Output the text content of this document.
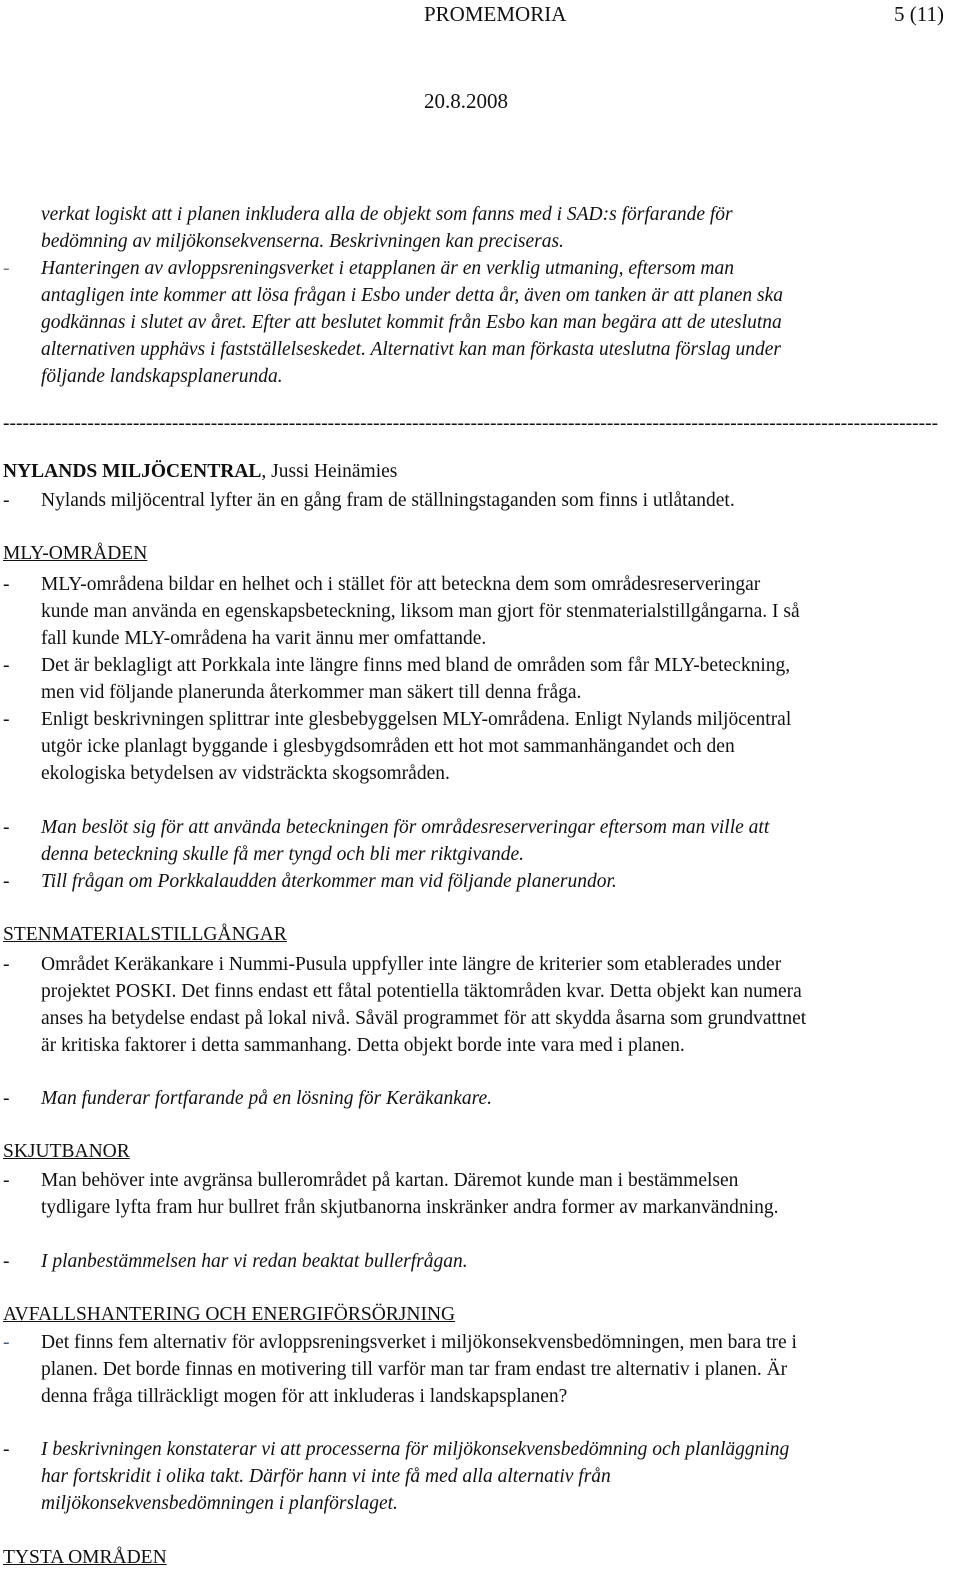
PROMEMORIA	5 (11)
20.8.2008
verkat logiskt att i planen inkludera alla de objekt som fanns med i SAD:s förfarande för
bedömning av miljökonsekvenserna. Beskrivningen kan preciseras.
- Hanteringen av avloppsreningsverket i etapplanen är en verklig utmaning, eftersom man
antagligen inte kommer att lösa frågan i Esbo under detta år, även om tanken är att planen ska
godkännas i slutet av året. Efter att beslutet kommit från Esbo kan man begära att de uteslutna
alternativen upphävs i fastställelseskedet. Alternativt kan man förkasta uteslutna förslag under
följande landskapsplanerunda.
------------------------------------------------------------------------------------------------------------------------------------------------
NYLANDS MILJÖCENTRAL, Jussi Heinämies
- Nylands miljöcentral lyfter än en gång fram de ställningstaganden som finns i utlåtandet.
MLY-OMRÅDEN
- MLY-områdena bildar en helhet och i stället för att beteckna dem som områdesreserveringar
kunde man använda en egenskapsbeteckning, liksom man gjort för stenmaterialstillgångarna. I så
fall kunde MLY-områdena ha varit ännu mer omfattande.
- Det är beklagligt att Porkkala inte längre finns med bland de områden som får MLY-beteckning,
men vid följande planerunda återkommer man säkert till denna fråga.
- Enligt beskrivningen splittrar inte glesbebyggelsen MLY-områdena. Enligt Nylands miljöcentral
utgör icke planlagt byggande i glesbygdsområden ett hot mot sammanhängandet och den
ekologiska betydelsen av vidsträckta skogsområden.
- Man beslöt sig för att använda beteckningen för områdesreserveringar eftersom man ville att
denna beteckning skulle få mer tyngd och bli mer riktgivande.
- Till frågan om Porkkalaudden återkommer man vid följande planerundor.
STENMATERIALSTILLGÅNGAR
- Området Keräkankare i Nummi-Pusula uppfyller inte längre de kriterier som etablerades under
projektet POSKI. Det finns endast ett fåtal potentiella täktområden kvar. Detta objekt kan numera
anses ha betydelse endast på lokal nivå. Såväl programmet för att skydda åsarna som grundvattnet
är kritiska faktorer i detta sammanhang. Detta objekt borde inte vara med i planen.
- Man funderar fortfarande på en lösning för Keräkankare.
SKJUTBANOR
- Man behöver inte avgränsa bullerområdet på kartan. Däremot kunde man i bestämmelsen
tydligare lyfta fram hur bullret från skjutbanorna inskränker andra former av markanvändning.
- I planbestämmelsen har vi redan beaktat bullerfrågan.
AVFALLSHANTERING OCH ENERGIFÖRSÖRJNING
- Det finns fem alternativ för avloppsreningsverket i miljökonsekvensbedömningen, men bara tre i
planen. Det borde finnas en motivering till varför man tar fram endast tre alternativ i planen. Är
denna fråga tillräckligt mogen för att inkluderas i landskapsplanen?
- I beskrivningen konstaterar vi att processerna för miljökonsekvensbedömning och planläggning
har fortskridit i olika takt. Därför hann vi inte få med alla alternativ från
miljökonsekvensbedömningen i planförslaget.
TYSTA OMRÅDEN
━━━━━━━━━━━━━━━━━━━━━━━━━━━━━━
=== WHAT IS ASKED ===
Say, as a number only, how many lines of the data contain "uteslutna".

=== SOLUTION TO THIS EXERCISE ===
2